* Start Document segment *

Background and Setting

The city of Corinth was located in southern Greece, which was the Roman province of Achaia. Corinth was about 45 miles west from Athens. Corinth was situated on a high plateau. For many centuries, all north-south land traffic in that area had to pass through or near this ancient city. Since travel by sea around the Peloponnesus involved a 250-mile voyage that was dangerous and obviously time-consuming, most captains carried their ships on skids or rollers across the isthmus directly past Corinth. Understandably, Corinth prospered as a major trade city, not only for most of Greece but for much of the Mediterranean area, including North Africa, Italy, and Asia Minor. A canal across the isthmus was begun by the emperor Nero during the first century A.D., but was not completed until near the end of the nineteenth century.

The Ishmian games, one of the two most famous athletic events of that day, the other being the Olympic games, was hosted by Corinth, causing more people-traffic. Even by the pagan standards of its own culture, Corinth became so morally corrupt that its very name became synonymous with debauchery and moral depravity. To"corinthianize" came to represent gross immorality and drunken debauchery. In 1 Corinthians 6:9, 10, Paul lists some of the specific sins for which the city was noted and which formerly had characterized many believers in the church there. Tragically, some of the worst sins were still found among some church members. One of those sins, incest, was condemned even by most pagan Gentiles (5:1)

Like most ancient Greek cities, Corinth had an acropolis (lit. "a high city"), which rose 2,000 feet and was used both for defense and for worship. The most prominent edifice on the acropolis was a temple to Aphrodite, the Greek goddess of love. Some 1,000 priestesses, who were "religious" prostitutes, lived and worked there and came down into the city in the evening to offer their services to male citizens and foreign visitors.

* End Document segment *

* [What needs to be done]: Reproduce word for word the part of the Corinth background starting with "Background and Setting" and going on through "the nineteenth century.".

* Start Records provided *

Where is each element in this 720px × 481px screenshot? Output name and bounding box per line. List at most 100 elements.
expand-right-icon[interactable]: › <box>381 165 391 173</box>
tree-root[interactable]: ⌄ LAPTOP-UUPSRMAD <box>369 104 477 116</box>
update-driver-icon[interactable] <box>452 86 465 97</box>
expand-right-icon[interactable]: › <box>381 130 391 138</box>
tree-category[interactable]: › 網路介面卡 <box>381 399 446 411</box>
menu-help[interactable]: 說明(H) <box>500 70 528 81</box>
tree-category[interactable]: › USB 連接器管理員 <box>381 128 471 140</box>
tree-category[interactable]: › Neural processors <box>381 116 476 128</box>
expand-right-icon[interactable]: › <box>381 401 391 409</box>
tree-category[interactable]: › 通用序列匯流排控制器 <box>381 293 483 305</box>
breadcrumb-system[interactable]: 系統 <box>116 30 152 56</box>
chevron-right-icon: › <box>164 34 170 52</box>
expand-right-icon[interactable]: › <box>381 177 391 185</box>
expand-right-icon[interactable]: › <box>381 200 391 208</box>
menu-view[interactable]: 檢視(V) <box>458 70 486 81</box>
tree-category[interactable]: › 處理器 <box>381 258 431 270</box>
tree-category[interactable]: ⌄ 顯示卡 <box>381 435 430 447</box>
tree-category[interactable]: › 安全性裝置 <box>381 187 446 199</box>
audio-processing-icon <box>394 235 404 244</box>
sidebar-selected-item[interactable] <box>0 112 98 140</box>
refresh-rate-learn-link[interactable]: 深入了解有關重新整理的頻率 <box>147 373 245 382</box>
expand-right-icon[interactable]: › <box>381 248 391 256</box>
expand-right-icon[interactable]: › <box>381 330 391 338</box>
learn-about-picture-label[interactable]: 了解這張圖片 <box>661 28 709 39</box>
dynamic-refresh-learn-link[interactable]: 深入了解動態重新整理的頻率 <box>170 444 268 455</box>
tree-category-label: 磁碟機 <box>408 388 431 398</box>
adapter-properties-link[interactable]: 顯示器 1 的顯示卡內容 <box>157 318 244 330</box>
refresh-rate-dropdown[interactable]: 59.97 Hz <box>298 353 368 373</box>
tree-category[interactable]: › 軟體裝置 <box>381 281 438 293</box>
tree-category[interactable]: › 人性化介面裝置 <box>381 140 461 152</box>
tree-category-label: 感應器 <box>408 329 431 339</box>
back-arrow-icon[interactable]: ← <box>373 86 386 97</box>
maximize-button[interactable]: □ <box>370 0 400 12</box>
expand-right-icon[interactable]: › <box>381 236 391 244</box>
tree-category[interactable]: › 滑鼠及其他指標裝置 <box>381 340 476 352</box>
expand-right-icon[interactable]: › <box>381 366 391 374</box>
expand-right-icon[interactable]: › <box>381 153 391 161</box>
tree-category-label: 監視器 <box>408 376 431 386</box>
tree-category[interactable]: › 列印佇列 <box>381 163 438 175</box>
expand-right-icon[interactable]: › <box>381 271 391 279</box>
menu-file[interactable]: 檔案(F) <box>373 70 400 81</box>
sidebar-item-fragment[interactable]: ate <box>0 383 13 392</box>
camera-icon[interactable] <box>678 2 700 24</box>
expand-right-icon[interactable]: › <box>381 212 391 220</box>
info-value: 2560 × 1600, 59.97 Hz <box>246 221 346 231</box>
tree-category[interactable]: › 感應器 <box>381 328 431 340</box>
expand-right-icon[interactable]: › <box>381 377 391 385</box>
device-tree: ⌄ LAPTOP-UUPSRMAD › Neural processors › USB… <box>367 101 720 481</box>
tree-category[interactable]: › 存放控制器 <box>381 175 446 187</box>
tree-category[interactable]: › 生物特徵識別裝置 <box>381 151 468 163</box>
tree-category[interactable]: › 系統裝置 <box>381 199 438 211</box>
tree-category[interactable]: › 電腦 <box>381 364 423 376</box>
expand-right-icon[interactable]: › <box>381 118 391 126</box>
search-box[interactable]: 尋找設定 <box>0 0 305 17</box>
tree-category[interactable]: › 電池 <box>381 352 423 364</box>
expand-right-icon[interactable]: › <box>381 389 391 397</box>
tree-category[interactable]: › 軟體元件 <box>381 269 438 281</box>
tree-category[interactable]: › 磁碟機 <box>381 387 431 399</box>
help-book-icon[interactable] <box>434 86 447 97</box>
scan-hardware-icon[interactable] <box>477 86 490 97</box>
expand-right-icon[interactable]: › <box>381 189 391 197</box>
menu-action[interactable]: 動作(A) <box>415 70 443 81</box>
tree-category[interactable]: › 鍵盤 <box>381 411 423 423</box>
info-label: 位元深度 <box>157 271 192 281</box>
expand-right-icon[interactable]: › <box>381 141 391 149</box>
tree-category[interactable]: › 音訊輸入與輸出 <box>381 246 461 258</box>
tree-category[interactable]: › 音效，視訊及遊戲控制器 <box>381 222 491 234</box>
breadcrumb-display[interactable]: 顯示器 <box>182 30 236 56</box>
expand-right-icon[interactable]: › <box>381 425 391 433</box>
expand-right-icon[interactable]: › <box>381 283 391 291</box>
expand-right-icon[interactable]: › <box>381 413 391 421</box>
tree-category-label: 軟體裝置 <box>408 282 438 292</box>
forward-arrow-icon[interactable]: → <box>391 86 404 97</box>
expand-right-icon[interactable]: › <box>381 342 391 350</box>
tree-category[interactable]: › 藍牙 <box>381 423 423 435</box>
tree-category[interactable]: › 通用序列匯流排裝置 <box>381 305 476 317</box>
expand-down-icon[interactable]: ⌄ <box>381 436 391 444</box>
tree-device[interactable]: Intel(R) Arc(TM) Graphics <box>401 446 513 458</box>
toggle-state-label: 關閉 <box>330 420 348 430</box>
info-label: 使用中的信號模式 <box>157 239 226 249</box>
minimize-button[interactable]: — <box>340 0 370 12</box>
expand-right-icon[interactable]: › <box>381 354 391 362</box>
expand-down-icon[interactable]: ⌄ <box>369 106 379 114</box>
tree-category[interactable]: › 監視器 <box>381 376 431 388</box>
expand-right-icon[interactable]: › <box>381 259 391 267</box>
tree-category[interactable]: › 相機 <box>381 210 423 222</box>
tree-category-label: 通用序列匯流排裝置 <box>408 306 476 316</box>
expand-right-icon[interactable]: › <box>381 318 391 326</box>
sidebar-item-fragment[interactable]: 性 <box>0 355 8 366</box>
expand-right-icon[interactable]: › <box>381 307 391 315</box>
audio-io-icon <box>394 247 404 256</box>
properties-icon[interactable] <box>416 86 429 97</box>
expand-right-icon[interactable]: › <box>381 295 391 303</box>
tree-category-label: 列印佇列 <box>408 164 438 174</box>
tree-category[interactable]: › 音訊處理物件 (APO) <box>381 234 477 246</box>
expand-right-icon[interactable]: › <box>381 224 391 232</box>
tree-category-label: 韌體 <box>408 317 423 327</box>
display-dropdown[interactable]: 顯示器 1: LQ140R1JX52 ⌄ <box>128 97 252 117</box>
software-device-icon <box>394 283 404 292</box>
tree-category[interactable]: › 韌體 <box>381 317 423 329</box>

* End Records provided *

* [Response to this task]:
Background and Setting

The city of Corinth was located in southern Greece, which was the Roman province of Achaia. Corinth was about 45 miles west from Athens. Corinth was situated on a high plateau. For many centuries, all north-south land traffic in that area had to pass through or near this ancient city. Since travel by sea around the Peloponnesus involved a 250-mile voyage that was dangerous and obviously time-consuming, most captains carried their ships on skids or rollers across the isthmus directly past Corinth. Understandably, Corinth prospered as a major trade city, not only for most of Greece but for much of the Mediterranean area, including North Africa, Italy, and Asia Minor. A canal across the isthmus was begun by the emperor Nero during the first century A.D., but was not completed until near the end of the nineteenth century.